• Problem requirements
Please format each of the items below as a numbered list of lines, leaving out blank lines and any pictures.

• Data supplied

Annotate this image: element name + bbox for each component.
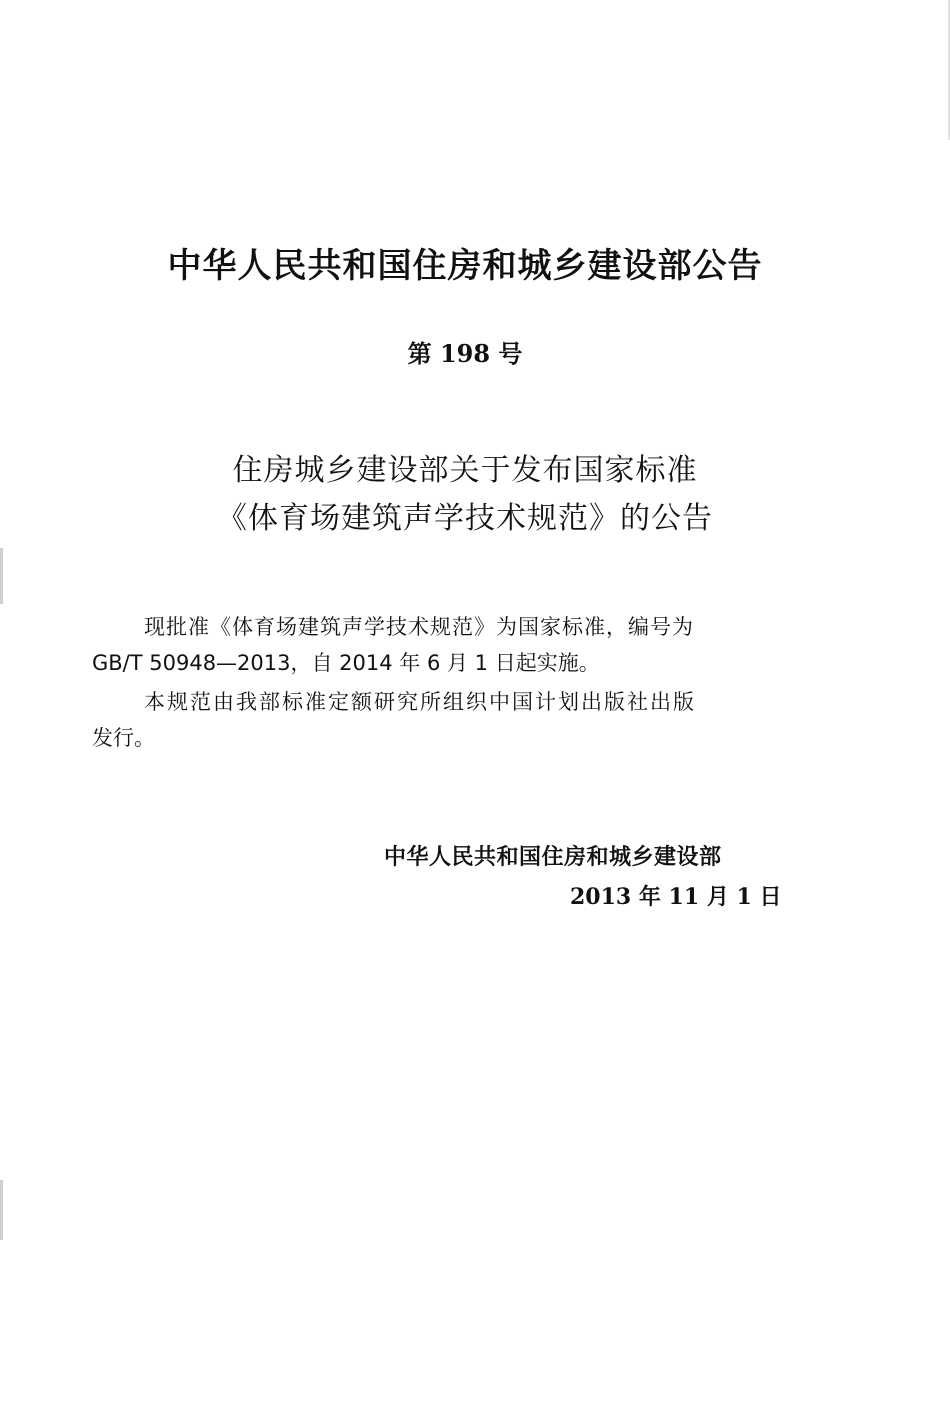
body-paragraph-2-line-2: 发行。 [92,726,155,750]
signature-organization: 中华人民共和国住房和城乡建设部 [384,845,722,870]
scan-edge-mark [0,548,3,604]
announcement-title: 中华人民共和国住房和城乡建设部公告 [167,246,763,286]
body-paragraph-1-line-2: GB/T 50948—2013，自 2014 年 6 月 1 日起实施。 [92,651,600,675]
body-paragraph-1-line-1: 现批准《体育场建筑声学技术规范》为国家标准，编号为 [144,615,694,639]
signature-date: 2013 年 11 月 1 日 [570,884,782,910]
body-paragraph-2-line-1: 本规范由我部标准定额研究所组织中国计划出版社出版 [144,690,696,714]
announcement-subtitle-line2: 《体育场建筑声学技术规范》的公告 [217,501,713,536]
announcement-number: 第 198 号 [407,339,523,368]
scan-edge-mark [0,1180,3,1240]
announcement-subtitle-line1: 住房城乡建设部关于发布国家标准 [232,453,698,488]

• The answer
1. Annotate this image: element name + bbox for each component.
2. body-paragraph-2-line-2: 发行。 [92,726,155,750]
3. signature-organization: 中华人民共和国住房和城乡建设部 [384,845,722,870]
4. scan-edge-mark [0,548,3,604]
5. announcement-title: 中华人民共和国住房和城乡建设部公告 [167,246,763,286]
6. body-paragraph-1-line-2: GB/T 50948—2013，自 2014 年 6 月 1 日起实施。 [92,651,600,675]
7. body-paragraph-1-line-1: 现批准《体育场建筑声学技术规范》为国家标准，编号为 [144,615,694,639]
8. signature-date: 2013 年 11 月 1 日 [570,884,782,910]
9. body-paragraph-2-line-1: 本规范由我部标准定额研究所组织中国计划出版社出版 [144,690,696,714]
10. announcement-subtitle-line2: 《体育场建筑声学技术规范》的公告 [217,501,713,536]
11. announcement-number: 第 198 号 [407,339,523,368]
12. scan-edge-mark [0,1180,3,1240]
13. announcement-subtitle-line1: 住房城乡建设部关于发布国家标准 [232,453,698,488]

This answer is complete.